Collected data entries
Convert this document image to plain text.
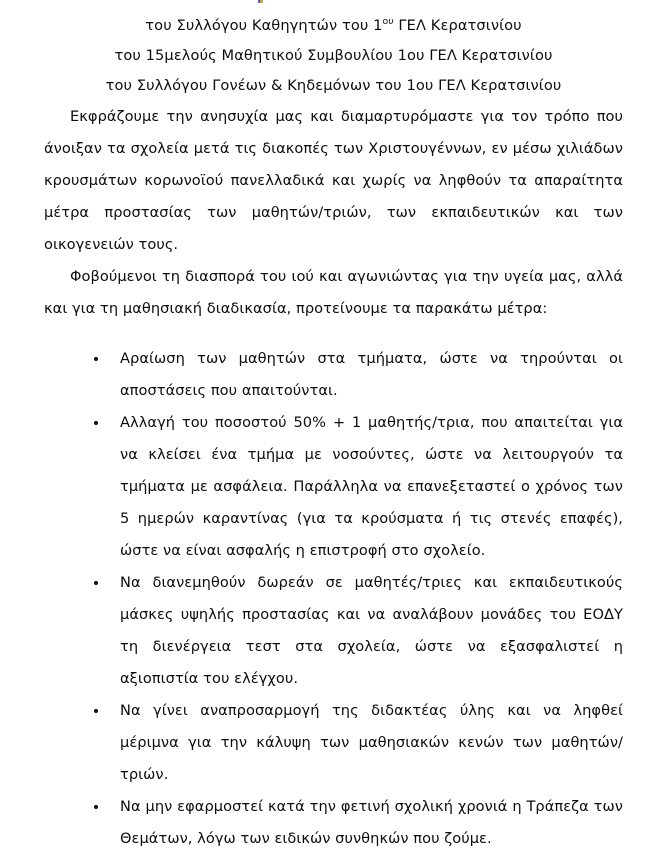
του Συλλόγου Καθηγητών του $1^{o\upsilon}$ ΓΕΛ Κερατσινίου
του 15μελούς Μαθητικού Συμβουλίου 1ου ΓΕΛ Κερατσινίου
του Συλλόγου Γονέων & Κηδεμόνων του 1ου ΓΕΛ Κερατσινίου

Εκφράζουμε την ανησυχία μας και διαμαρτυρόμαστε για τον τρόπο που άνοιξαν τα σχολεία μετά τις διακοπές των Χριστουγέννων, εν μέσω χιλιάδων κρουσμάτων κορωνοϊού πανελλαδικά και χωρίς να ληφθούν τα απαραίτητα μέτρα προστασίας των μαθητών/τριών, των εκπαιδευτικών και των οικογενειών τους.

Φοβούμενοι τη διασπορά του ιού και αγωνιώντας για την υγεία μας, αλλά και για τη μαθησιακή διαδικασία, προτείνουμε τα παρακάτω μέτρα:

Αραίωση των μαθητών στα τμήματα, ώστε να τηρούνται οι αποστάσεις που απαιτούνται.
Αλλαγή του ποσοστού 50% + 1 μαθητής/τρια, που απαιτείται για να κλείσει ένα τμήμα με νοσούντες, ώστε να λειτουργούν τα τμήματα με ασφάλεια. Παράλληλα να επανεξεταστεί ο χρόνος των 5 ημερών καραντίνας (για τα κρούσματα ή τις στενές επαφές), ώστε να είναι ασφαλής η επιστροφή στο σχολείο.
Να διανεμηθούν δωρεάν σε μαθητές/τριες και εκπαιδευτικούς μάσκες υψηλής προστασίας και να αναλάβουν μονάδες του ΕΟΔΥ τη διενέργεια τεστ στα σχολεία, ώστε να εξασφαλιστεί η αξιοπιστία του ελέγχου.
Να γίνει αναπροσαρμογή της διδακτέας ύλης και να ληφθεί μέριμνα για την κάλυψη των μαθησιακών κενών των μαθητών/τριών.
Να μην εφαρμοστεί κατά την φετινή σχολική χρονιά η Τράπεζα των Θεμάτων, λόγω των ειδικών συνθηκών που ζούμε.
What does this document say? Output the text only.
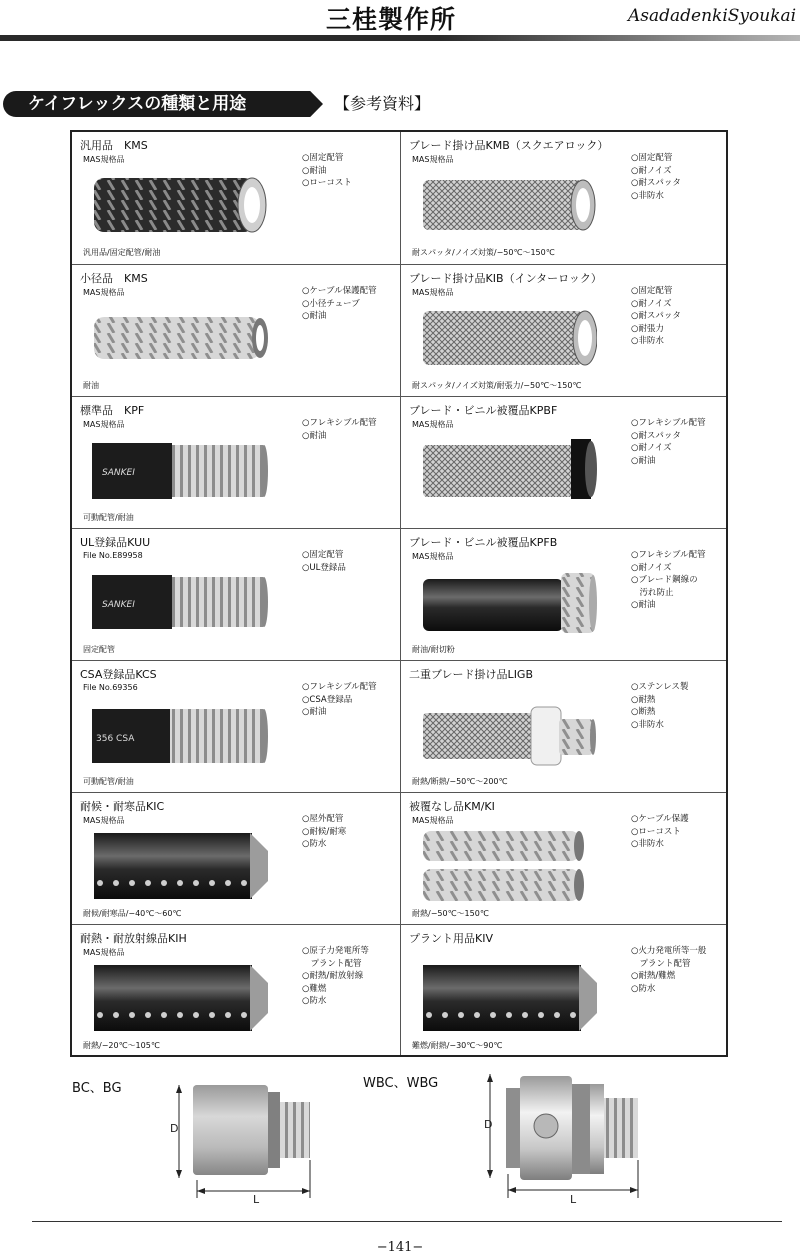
三桂製作所	AsadadenkiSyoukai
ケイフレックスの種類と用途	【参考資料】
汎用品　KMS
MAS規格品
汎用品/固定配管/耐油
○固定配管
○耐油
○ローコスト
ブレード掛け品KMB（スクエアロック）
MAS規格品
耐スパッタ/ノイズ対策/−50℃〜150℃
○固定配管
○耐ノイズ
○耐スパッタ
○非防水
小径品　KMS
MAS規格品
耐油
○ケーブル保護配管
○小径チューブ
○耐油
ブレード掛け品KIB（インターロック）
MAS規格品
耐スパッタ/ノイズ対策/耐張力/−50℃〜150℃
○固定配管
○耐ノイズ
○耐スパッタ
○耐張力
○非防水
標準品　KPF
MAS規格品
SANKEI
可動配管/耐油
○フレキシブル配管
○耐油
ブレード・ビニル被覆品KPBF
MAS規格品	○フレキシブル配管
○耐スパッタ
○耐ノイズ
○耐油
UL登録品KUU
File No.E89958
SANKEI
固定配管
○固定配管
○UL登録品
ブレード・ビニル被覆品KPFB
MAS規格品
耐油/耐切粉
○フレキシブル配管
○耐ノイズ
○ブレード鋼線の
　汚れ防止
○耐油
CSA登録品KCS
File No.69356
356 CSA
可動配管/耐油
○フレキシブル配管
○CSA登録品
○耐油
二重ブレード掛け品LIGB
耐熱/断熱/−50℃〜200℃
○ステンレス製
○耐熱
○断熱
○非防水
耐候・耐寒品KIC
MAS規格品
耐候/耐寒品/−40℃〜60℃
○屋外配管
○耐候/耐寒
○防水
被覆なし品KM/KI
MAS規格品
耐熱/−50℃〜150℃
○ケーブル保護
○ローコスト
○非防水
耐熱・耐放射線品KIH
MAS規格品
耐熱/−20℃〜105℃
○原子力発電所等
　プラント配管
○耐熱/耐放射線
○難燃
○防水
プラント用品KIV
難燃/耐熱/−30℃〜90℃
○火力発電所等一般
　プラント配管
○耐熱/難燃
○防水
BC、BG
D
L
WBC、WBG
D
L
−141−
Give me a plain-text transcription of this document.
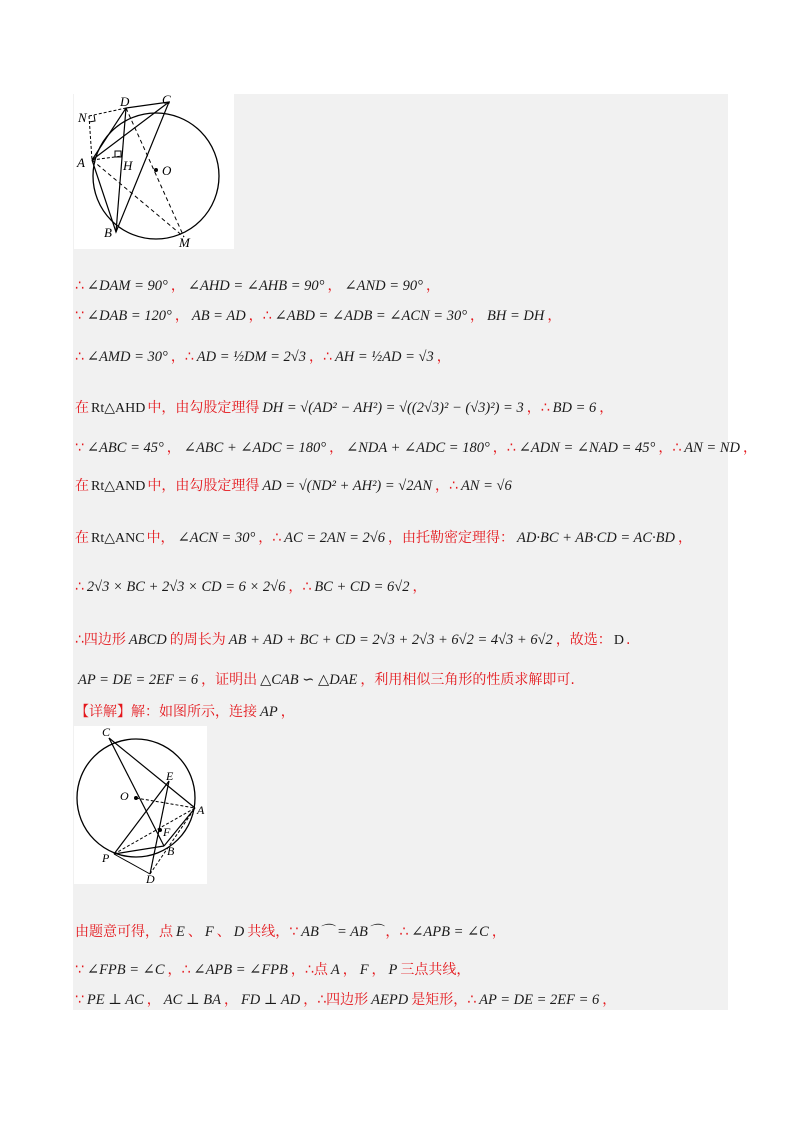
N
D	C
A	H O
B
M
∴ ∠DAM = 90° ， ∠AHD = ∠AHB = 90° ， ∠AND = 90° ，
∵ ∠DAB = 120° ， AB = AD ，∴ ∠ABD = ∠ADB = ∠ACN = 30° ， BH = DH ，
∴ ∠AMD = 30° ，∴ AD = ½DM = 2√3 ，∴ AH = ½AD = √3 ，
在 Rt△AHD 中，由勾股定理得 DH = √(AD² − AH²) = √((2√3)² − (√3)²) = 3 ，∴ BD = 6 ，
∵ ∠ABC = 45° ， ∠ABC + ∠ADC = 180° ， ∠NDA + ∠ADC = 180° ，∴ ∠ADN = ∠NAD = 45° ，∴ AN = ND ，
在 Rt△AND 中，由勾股定理得 AD = √(ND² + AH²) = √2AN ，∴ AN = √6
在 Rt△ANC 中， ∠ACN = 30° ，∴ AC = 2AN = 2√6 ，由托勒密定理得： AD·BC + AB·CD = AC·BD ，
∴ 2√3 × BC + 2√3 × CD = 6 × 2√6 ，∴ BC + CD = 6√2 ，
∴四边形 ABCD 的周长为 AB + AD + BC + CD = 2√3 + 2√3 + 6√2 = 4√3 + 6√2 ，故选： D .
AP = DE = 2EF = 6 ，证明出 △CAB ∽ △DAE ，利用相似三角形的性质求解即可.
【详解】解：如图所示，连接 AP ，
C
E
O
A
F
P	B
D
由题意可得，点 E 、 F 、 D 共线，∵ AB⌒ = AB⌒ ，∴ ∠APB = ∠C ，
∵ ∠FPB = ∠C ，∴ ∠APB = ∠FPB ，∴点 A ， F ， P 三点共线，
∵ PE ⊥ AC ， AC ⊥ BA ， FD ⊥ AD ，∴四边形 AEPD 是矩形，∴ AP = DE = 2EF = 6 ，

— Written request —
Gather all the lines that include the word "ノイズ対策" and copy them out.

— Correct response —
耐スパッタ/ノイズ対策/−50℃〜150℃
耐スパッタ/ノイズ対策/耐張力/−50℃〜150℃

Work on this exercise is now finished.